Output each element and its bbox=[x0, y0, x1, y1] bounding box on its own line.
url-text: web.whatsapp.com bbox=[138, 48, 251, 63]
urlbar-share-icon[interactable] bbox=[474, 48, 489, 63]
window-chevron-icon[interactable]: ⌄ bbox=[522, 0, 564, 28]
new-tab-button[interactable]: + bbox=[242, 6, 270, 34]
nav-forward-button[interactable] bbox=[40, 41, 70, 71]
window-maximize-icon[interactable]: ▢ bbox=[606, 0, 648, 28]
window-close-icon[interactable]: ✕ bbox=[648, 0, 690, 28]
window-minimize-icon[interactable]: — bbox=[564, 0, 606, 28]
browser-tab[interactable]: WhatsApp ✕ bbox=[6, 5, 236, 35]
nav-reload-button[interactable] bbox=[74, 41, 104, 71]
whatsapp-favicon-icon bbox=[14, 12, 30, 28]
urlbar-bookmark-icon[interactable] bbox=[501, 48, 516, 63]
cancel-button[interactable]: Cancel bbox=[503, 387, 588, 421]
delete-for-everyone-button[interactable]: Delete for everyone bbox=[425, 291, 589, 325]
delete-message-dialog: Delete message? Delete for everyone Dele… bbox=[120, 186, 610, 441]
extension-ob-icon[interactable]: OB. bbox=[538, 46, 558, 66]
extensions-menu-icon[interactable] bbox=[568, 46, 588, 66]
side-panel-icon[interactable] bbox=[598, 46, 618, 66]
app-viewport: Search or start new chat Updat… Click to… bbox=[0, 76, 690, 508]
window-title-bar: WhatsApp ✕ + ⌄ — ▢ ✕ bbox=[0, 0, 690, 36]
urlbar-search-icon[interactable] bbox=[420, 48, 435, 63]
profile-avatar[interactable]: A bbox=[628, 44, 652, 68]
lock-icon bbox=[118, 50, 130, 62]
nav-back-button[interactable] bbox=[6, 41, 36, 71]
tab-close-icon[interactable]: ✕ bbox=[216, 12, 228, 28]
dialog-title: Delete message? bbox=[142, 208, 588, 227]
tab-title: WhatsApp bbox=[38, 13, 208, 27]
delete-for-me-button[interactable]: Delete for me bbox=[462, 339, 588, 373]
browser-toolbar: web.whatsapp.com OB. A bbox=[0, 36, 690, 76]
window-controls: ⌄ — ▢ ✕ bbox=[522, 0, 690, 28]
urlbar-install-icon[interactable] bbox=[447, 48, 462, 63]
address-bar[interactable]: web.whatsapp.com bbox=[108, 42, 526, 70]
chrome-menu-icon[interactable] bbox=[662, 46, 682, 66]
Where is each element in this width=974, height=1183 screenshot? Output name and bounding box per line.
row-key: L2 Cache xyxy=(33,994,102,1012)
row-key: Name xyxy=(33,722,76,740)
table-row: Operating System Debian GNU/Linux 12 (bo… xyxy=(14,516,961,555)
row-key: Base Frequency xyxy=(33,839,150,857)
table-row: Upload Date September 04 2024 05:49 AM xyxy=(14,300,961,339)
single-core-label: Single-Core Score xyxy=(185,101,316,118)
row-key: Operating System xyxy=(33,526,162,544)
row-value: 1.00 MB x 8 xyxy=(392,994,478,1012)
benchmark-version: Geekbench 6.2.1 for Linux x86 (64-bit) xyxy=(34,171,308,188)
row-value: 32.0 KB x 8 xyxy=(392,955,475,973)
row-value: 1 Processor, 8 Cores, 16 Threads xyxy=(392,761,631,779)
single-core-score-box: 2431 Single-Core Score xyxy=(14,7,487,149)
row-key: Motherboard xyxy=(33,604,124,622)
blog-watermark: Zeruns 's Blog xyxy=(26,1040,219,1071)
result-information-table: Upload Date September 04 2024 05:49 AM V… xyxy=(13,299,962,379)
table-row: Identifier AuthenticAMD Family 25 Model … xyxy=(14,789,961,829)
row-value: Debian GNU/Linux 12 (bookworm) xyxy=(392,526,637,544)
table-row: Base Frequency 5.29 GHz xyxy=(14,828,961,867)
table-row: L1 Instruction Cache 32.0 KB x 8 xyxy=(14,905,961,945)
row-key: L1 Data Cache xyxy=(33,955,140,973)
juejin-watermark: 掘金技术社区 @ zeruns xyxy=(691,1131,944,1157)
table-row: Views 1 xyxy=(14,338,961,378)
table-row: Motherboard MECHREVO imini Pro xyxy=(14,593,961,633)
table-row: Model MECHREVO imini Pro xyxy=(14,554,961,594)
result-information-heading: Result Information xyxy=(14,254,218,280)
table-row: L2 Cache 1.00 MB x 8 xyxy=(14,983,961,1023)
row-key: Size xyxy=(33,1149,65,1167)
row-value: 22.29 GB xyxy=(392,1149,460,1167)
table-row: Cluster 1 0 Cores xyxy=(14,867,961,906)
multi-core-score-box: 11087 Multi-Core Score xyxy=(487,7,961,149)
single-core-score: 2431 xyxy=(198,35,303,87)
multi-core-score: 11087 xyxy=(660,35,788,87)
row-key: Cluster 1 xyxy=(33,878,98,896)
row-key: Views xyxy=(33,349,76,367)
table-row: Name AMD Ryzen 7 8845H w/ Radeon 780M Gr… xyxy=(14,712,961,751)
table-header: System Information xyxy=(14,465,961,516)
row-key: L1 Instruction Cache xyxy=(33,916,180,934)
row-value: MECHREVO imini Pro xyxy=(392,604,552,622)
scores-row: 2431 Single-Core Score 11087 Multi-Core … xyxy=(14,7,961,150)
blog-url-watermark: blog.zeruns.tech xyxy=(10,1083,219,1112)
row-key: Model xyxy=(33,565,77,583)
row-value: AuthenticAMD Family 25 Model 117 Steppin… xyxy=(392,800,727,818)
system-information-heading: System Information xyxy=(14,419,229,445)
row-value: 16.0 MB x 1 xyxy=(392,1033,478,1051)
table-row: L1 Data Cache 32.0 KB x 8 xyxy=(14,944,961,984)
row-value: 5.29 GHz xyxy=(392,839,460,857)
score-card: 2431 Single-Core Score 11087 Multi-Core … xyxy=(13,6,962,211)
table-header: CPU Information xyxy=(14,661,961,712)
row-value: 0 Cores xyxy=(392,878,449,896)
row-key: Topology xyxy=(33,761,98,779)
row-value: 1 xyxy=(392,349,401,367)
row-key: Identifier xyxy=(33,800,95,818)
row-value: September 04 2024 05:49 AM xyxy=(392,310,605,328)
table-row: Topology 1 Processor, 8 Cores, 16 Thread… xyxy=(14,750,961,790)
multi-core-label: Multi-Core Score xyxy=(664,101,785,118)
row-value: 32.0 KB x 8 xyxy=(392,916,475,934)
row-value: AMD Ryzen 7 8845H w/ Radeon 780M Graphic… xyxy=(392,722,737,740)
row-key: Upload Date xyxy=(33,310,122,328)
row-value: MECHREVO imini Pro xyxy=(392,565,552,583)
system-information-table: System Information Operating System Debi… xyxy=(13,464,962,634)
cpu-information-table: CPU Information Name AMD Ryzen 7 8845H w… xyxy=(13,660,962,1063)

▶ **Exercise details**: Could you copy every line above character for character, with nothing changed, left out, or added?

▶ **Solution**:
Output each element and its bbox=[x0, y0, x1, y1] bounding box on its own line.
url-text: web.whatsapp.com bbox=[138, 48, 251, 63]
urlbar-share-icon[interactable] bbox=[474, 48, 489, 63]
window-chevron-icon[interactable]: ⌄ bbox=[522, 0, 564, 28]
new-tab-button[interactable]: + bbox=[242, 6, 270, 34]
nav-forward-button[interactable] bbox=[40, 41, 70, 71]
window-maximize-icon[interactable]: ▢ bbox=[606, 0, 648, 28]
window-close-icon[interactable]: ✕ bbox=[648, 0, 690, 28]
window-minimize-icon[interactable]: — bbox=[564, 0, 606, 28]
browser-tab[interactable]: WhatsApp ✕ bbox=[6, 5, 236, 35]
nav-reload-button[interactable] bbox=[74, 41, 104, 71]
whatsapp-favicon-icon bbox=[14, 12, 30, 28]
urlbar-bookmark-icon[interactable] bbox=[501, 48, 516, 63]
cancel-button[interactable]: Cancel bbox=[503, 387, 588, 421]
delete-for-everyone-button[interactable]: Delete for everyone bbox=[425, 291, 589, 325]
delete-message-dialog: Delete message? Delete for everyone Dele… bbox=[120, 186, 610, 441]
extension-ob-icon[interactable]: OB. bbox=[538, 46, 558, 66]
extensions-menu-icon[interactable] bbox=[568, 46, 588, 66]
side-panel-icon[interactable] bbox=[598, 46, 618, 66]
app-viewport: Search or start new chat Updat… Click to… bbox=[0, 76, 690, 508]
window-title-bar: WhatsApp ✕ + ⌄ — ▢ ✕ bbox=[0, 0, 690, 36]
urlbar-search-icon[interactable] bbox=[420, 48, 435, 63]
profile-avatar[interactable]: A bbox=[628, 44, 652, 68]
lock-icon bbox=[118, 50, 130, 62]
nav-back-button[interactable] bbox=[6, 41, 36, 71]
tab-close-icon[interactable]: ✕ bbox=[216, 12, 228, 28]
dialog-title: Delete message? bbox=[142, 208, 588, 227]
tab-title: WhatsApp bbox=[38, 13, 208, 27]
delete-for-me-button[interactable]: Delete for me bbox=[462, 339, 588, 373]
browser-toolbar: web.whatsapp.com OB. A bbox=[0, 36, 690, 76]
window-controls: ⌄ — ▢ ✕ bbox=[522, 0, 690, 28]
urlbar-install-icon[interactable] bbox=[447, 48, 462, 63]
address-bar[interactable]: web.whatsapp.com bbox=[108, 42, 526, 70]
chrome-menu-icon[interactable] bbox=[662, 46, 682, 66]
Where is each element in this width=974, height=1183 screenshot? Output name and bounding box per line.
row-key: L2 Cache xyxy=(33,994,102,1012)
row-key: Name xyxy=(33,722,76,740)
table-row: Operating System Debian GNU/Linux 12 (bo… xyxy=(14,516,961,555)
row-key: Base Frequency xyxy=(33,839,150,857)
table-row: Upload Date September 04 2024 05:49 AM xyxy=(14,300,961,339)
single-core-label: Single-Core Score xyxy=(185,101,316,118)
row-key: Operating System xyxy=(33,526,162,544)
row-value: 1.00 MB x 8 xyxy=(392,994,478,1012)
benchmark-version: Geekbench 6.2.1 for Linux x86 (64-bit) xyxy=(34,171,308,188)
row-value: 32.0 KB x 8 xyxy=(392,955,475,973)
row-value: 1 Processor, 8 Cores, 16 Threads xyxy=(392,761,631,779)
single-core-score-box: 2431 Single-Core Score xyxy=(14,7,487,149)
row-key: Motherboard xyxy=(33,604,124,622)
blog-watermark: Zeruns 's Blog xyxy=(26,1040,219,1071)
result-information-table: Upload Date September 04 2024 05:49 AM V… xyxy=(13,299,962,379)
table-row: Identifier AuthenticAMD Family 25 Model … xyxy=(14,789,961,829)
row-value: Debian GNU/Linux 12 (bookworm) xyxy=(392,526,637,544)
table-row: Base Frequency 5.29 GHz xyxy=(14,828,961,867)
table-row: L1 Instruction Cache 32.0 KB x 8 xyxy=(14,905,961,945)
row-key: L1 Data Cache xyxy=(33,955,140,973)
juejin-watermark: 掘金技术社区 @ zeruns xyxy=(691,1131,944,1157)
table-row: Views 1 xyxy=(14,338,961,378)
table-row: Motherboard MECHREVO imini Pro xyxy=(14,593,961,633)
table-row: Model MECHREVO imini Pro xyxy=(14,554,961,594)
result-information-heading: Result Information xyxy=(14,254,218,280)
table-row: L2 Cache 1.00 MB x 8 xyxy=(14,983,961,1023)
row-key: Size xyxy=(33,1149,65,1167)
row-value: 22.29 GB xyxy=(392,1149,460,1167)
table-row: Cluster 1 0 Cores xyxy=(14,867,961,906)
multi-core-score-box: 11087 Multi-Core Score xyxy=(487,7,961,149)
single-core-score: 2431 xyxy=(198,35,303,87)
multi-core-score: 11087 xyxy=(660,35,788,87)
row-key: Cluster 1 xyxy=(33,878,98,896)
row-key: Views xyxy=(33,349,76,367)
table-row: Name AMD Ryzen 7 8845H w/ Radeon 780M Gr… xyxy=(14,712,961,751)
table-header: System Information xyxy=(14,465,961,516)
row-key: L1 Instruction Cache xyxy=(33,916,180,934)
row-value: MECHREVO imini Pro xyxy=(392,604,552,622)
scores-row: 2431 Single-Core Score 11087 Multi-Core … xyxy=(14,7,961,150)
blog-url-watermark: blog.zeruns.tech xyxy=(10,1083,219,1112)
row-key: Model xyxy=(33,565,77,583)
row-value: AuthenticAMD Family 25 Model 117 Steppin… xyxy=(392,800,727,818)
system-information-heading: System Information xyxy=(14,419,229,445)
row-value: 16.0 MB x 1 xyxy=(392,1033,478,1051)
table-row: L1 Data Cache 32.0 KB x 8 xyxy=(14,944,961,984)
row-value: 5.29 GHz xyxy=(392,839,460,857)
score-card: 2431 Single-Core Score 11087 Multi-Core … xyxy=(13,6,962,211)
table-header: CPU Information xyxy=(14,661,961,712)
row-value: 0 Cores xyxy=(392,878,449,896)
row-key: Topology xyxy=(33,761,98,779)
row-value: 1 xyxy=(392,349,401,367)
row-key: Identifier xyxy=(33,800,95,818)
row-value: September 04 2024 05:49 AM xyxy=(392,310,605,328)
table-row: Topology 1 Processor, 8 Cores, 16 Thread… xyxy=(14,750,961,790)
multi-core-label: Multi-Core Score xyxy=(664,101,785,118)
row-value: 32.0 KB x 8 xyxy=(392,916,475,934)
row-value: AMD Ryzen 7 8845H w/ Radeon 780M Graphic… xyxy=(392,722,737,740)
row-key: Upload Date xyxy=(33,310,122,328)
row-value: MECHREVO imini Pro xyxy=(392,565,552,583)
system-information-table: System Information Operating System Debi… xyxy=(13,464,962,634)
cpu-information-table: CPU Information Name AMD Ryzen 7 8845H w… xyxy=(13,660,962,1063)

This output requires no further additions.